WRITTEN TASK: Go through the entries and transcribe each one exactly, dropping the pictures.

Collection entries:
__________

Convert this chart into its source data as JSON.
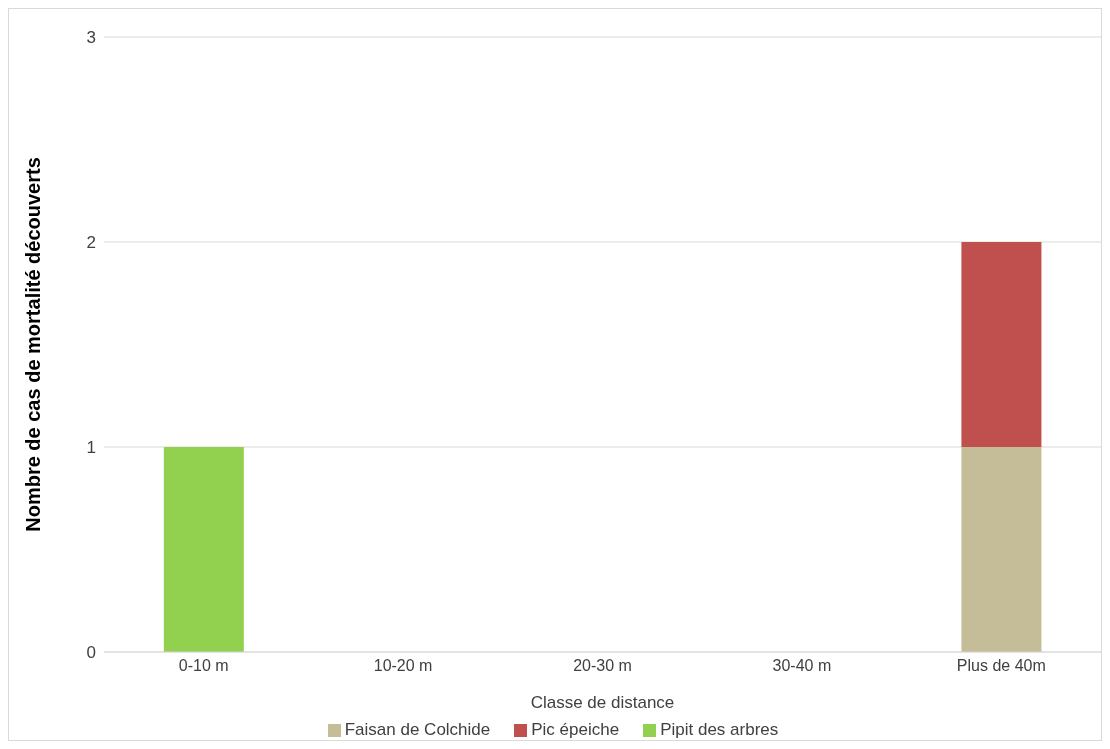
{
  "chart_data": {
    "type": "bar",
    "stacked": true,
    "xlabel": "Classe de distance",
    "ylabel": "Nombre de cas de mortalité découverts",
    "categories": [
      "0-10 m",
      "10-20 m",
      "20-30 m",
      "30-40 m",
      "Plus de 40m"
    ],
    "series": [
      {
        "name": "Faisan de Colchide",
        "color": "#c4bd97",
        "values": [
          0,
          0,
          0,
          0,
          1
        ]
      },
      {
        "name": "Pic épeiche",
        "color": "#c0504d",
        "values": [
          0,
          0,
          0,
          0,
          1
        ]
      },
      {
        "name": "Pipit des arbres",
        "color": "#92d050",
        "values": [
          1,
          0,
          0,
          0,
          0
        ]
      }
    ],
    "ylim": [
      0,
      3
    ],
    "yticks": [
      0,
      1,
      2,
      3
    ],
    "grid": "y",
    "legend": "bottom"
  }
}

__________

RESPONSE TO THIS EXERCISE:
Convert this chart into its source data as JSON.
{
  "chart_data": {
    "type": "bar",
    "stacked": true,
    "xlabel": "Classe de distance",
    "ylabel": "Nombre de cas de mortalité découverts",
    "categories": [
      "0-10 m",
      "10-20 m",
      "20-30 m",
      "30-40 m",
      "Plus de 40m"
    ],
    "series": [
      {
        "name": "Faisan de Colchide",
        "color": "#c4bd97",
        "values": [
          0,
          0,
          0,
          0,
          1
        ]
      },
      {
        "name": "Pic épeiche",
        "color": "#c0504d",
        "values": [
          0,
          0,
          0,
          0,
          1
        ]
      },
      {
        "name": "Pipit des arbres",
        "color": "#92d050",
        "values": [
          1,
          0,
          0,
          0,
          0
        ]
      }
    ],
    "ylim": [
      0,
      3
    ],
    "yticks": [
      0,
      1,
      2,
      3
    ],
    "grid": "y",
    "legend": "bottom"
  }
}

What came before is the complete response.